#### THE REQUEST:
Copy out the material below in full, but not its images.
-- EXERCISE INPUTS start --
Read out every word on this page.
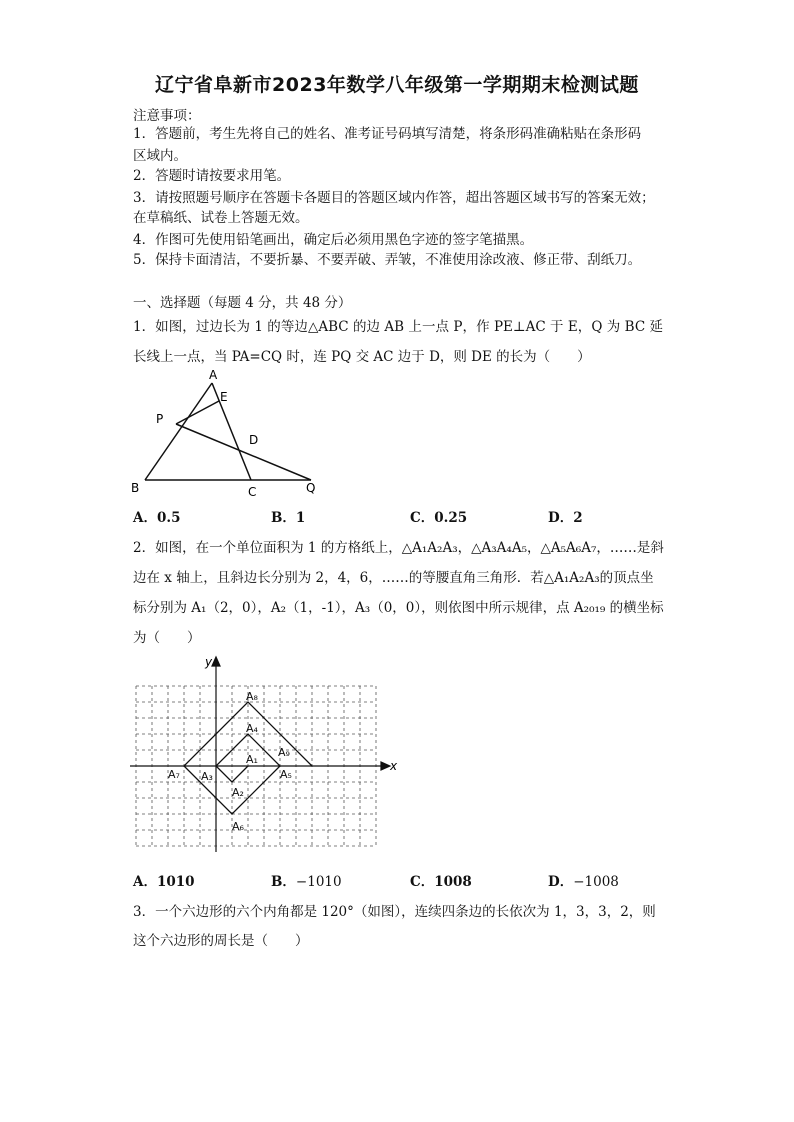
辽宁省阜新市2023年数学八年级第一学期期末检测试题
注意事项：
1．答题前，考生先将自己的姓名、准考证号码填写清楚，将条形码准确粘贴在条形码
区域内。
2．答题时请按要求用笔。
3．请按照题号顺序在答题卡各题目的答题区域内作答，超出答题区域书写的答案无效；
在草稿纸、试卷上答题无效。
4．作图可先使用铅笔画出，确定后必须用黑色字迹的签字笔描黑。
5．保持卡面清洁，不要折暴、不要弄破、弄皱，不准使用涂改液、修正带、刮纸刀。
一、选择题（每题 4 分，共 48 分）
1．如图，过边长为 1 的等边△ABC 的边 AB 上一点 P，作 PE⊥AC 于 E，Q 为 BC 延长线上一点，当 PA=CQ 时，连 PQ 交 AC 边于 D，则 DE 的长为（　　）
A
E
P
D
B	C	Q
A．0.5	B．1	C．0.25	D．2
2．如图，在一个单位面积为 1 的方格纸上，△A₁A₂A₃，△A₃A₄A₅，△A₅A₆A₇，……是斜
边在 x 轴上，且斜边长分别为 2，4，6，……的等腰直角三角形．若△A₁A₂A₃的顶点坐
标分别为 A₁（2，0），A₂（1，-1），A₃（0，0），则依图中所示规律，点 A₂₀₁₉ 的横坐标
为（　　）
x
y
A₁
A₂
A₃
A₄
A₅
A₆
A₇
A₈
A₉
A．1010	B．−1010	C．1008	D．−1008
3．一个六边形的六个内角都是 120°（如图），连续四条边的长依次为 1，3，3，2，则
这个六边形的周长是（　　）
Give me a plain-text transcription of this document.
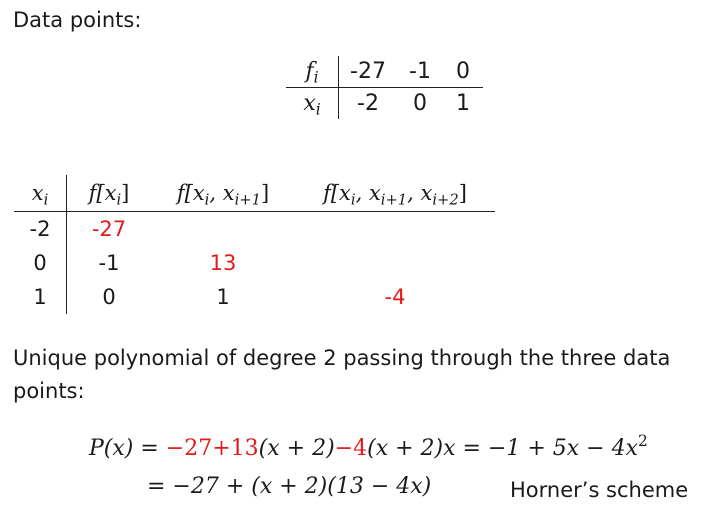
Data points:
$f_i$	-27	-1	0
$x_i$	-2	0	1
$x_i$	$f[x_i]$	$f[x_i$, $x_{i+1}$]	$f[x_i$, $x_{i+1}$, $x_{i+2}$]
-2	-27		
0	-1	13	
1	0	1	-4
Unique polynomial of degree 2 passing through the three data points:
$P(x) = -27+13(x + 2)-4(x + 2)x = -1 + 5x - 4x^2$
= −27 + (x + 2)(13 − 4x)	Horner’s scheme
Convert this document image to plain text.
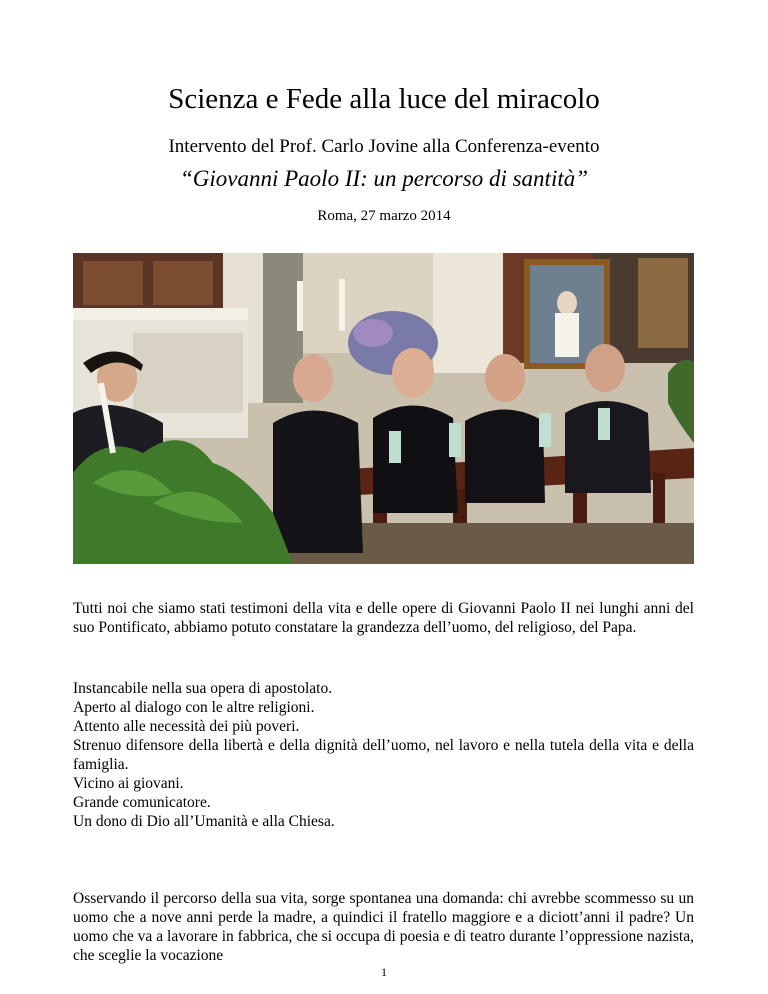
Scienza e Fede alla luce del miracolo
Intervento del Prof. Carlo Jovine alla Conferenza-evento
“Giovanni Paolo II: un percorso di santità”
Roma, 27 marzo 2014
Tutti noi che siamo stati testimoni della vita e delle opere di Giovanni Paolo II nei lunghi anni del suo Pontificato, abbiamo potuto constatare la grandezza dell’uomo, del religioso, del Papa.
Instancabile nella sua opera di apostolato.
Aperto al dialogo con le altre religioni.
Attento alle necessità dei più poveri.
Strenuo difensore della libertà e della dignità dell’uomo, nel lavoro e nella tutela della vita e della famiglia.
Vicino ai giovani.
Grande comunicatore.
Un dono di Dio all’Umanità e alla Chiesa.
Osservando il percorso della sua vita, sorge spontanea una domanda: chi avrebbe scommesso su un uomo che a nove anni perde la madre, a quindici il fratello maggiore e a diciott’anni il padre? Un uomo che va a lavorare in fabbrica, che si occupa di poesia e di teatro durante l’oppressione nazista, che sceglie la vocazione
1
-- EXERCISE INPUTS end --
#### EXERCISE RESULT:
Read out every word on this page.
辽宁省阜新市2023年数学八年级第一学期期末检测试题
注意事项：
1．答题前，考生先将自己的姓名、准考证号码填写清楚，将条形码准确粘贴在条形码
区域内。
2．答题时请按要求用笔。
3．请按照题号顺序在答题卡各题目的答题区域内作答，超出答题区域书写的答案无效；
在草稿纸、试卷上答题无效。
4．作图可先使用铅笔画出，确定后必须用黑色字迹的签字笔描黑。
5．保持卡面清洁，不要折暴、不要弄破、弄皱，不准使用涂改液、修正带、刮纸刀。
一、选择题（每题 4 分，共 48 分）
1．如图，过边长为 1 的等边△ABC 的边 AB 上一点 P，作 PE⊥AC 于 E，Q 为 BC 延长线上一点，当 PA=CQ 时，连 PQ 交 AC 边于 D，则 DE 的长为（　　）
A
E
P
D
B	C	Q
A．0.5	B．1	C．0.25	D．2
2．如图，在一个单位面积为 1 的方格纸上，△A₁A₂A₃，△A₃A₄A₅，△A₅A₆A₇，……是斜
边在 x 轴上，且斜边长分别为 2，4，6，……的等腰直角三角形．若△A₁A₂A₃的顶点坐
标分别为 A₁（2，0），A₂（1，-1），A₃（0，0），则依图中所示规律，点 A₂₀₁₉ 的横坐标
为（　　）
x
y
A₁
A₂
A₃
A₄
A₅
A₆
A₇
A₈
A₉
A．1010	B．−1010	C．1008	D．−1008
3．一个六边形的六个内角都是 120°（如图），连续四条边的长依次为 1，3，3，2，则
这个六边形的周长是（　　）
Give me a plain-text transcription of this document.
Data points:
$f_i$	-27	-1	0
$x_i$	-2	0	1
$x_i$	$f[x_i]$	$f[x_i$, $x_{i+1}$]	$f[x_i$, $x_{i+1}$, $x_{i+2}$]
-2	-27		
0	-1	13	
1	0	1	-4
Unique polynomial of degree 2 passing through the three data points:
$P(x) = -27+13(x + 2)-4(x + 2)x = -1 + 5x - 4x^2$
= −27 + (x + 2)(13 − 4x)	Horner’s scheme
Convert this document image to plain text.
Scienza e Fede alla luce del miracolo
Intervento del Prof. Carlo Jovine alla Conferenza-evento
“Giovanni Paolo II: un percorso di santità”
Roma, 27 marzo 2014
Tutti noi che siamo stati testimoni della vita e delle opere di Giovanni Paolo II nei lunghi anni del suo Pontificato, abbiamo potuto constatare la grandezza dell’uomo, del religioso, del Papa.
Instancabile nella sua opera di apostolato.
Aperto al dialogo con le altre religioni.
Attento alle necessità dei più poveri.
Strenuo difensore della libertà e della dignità dell’uomo, nel lavoro e nella tutela della vita e della famiglia.
Vicino ai giovani.
Grande comunicatore.
Un dono di Dio all’Umanità e alla Chiesa.
Osservando il percorso della sua vita, sorge spontanea una domanda: chi avrebbe scommesso su un uomo che a nove anni perde la madre, a quindici il fratello maggiore e a diciott’anni il padre? Un uomo che va a lavorare in fabbrica, che si occupa di poesia e di teatro durante l’oppressione nazista, che sceglie la vocazione
1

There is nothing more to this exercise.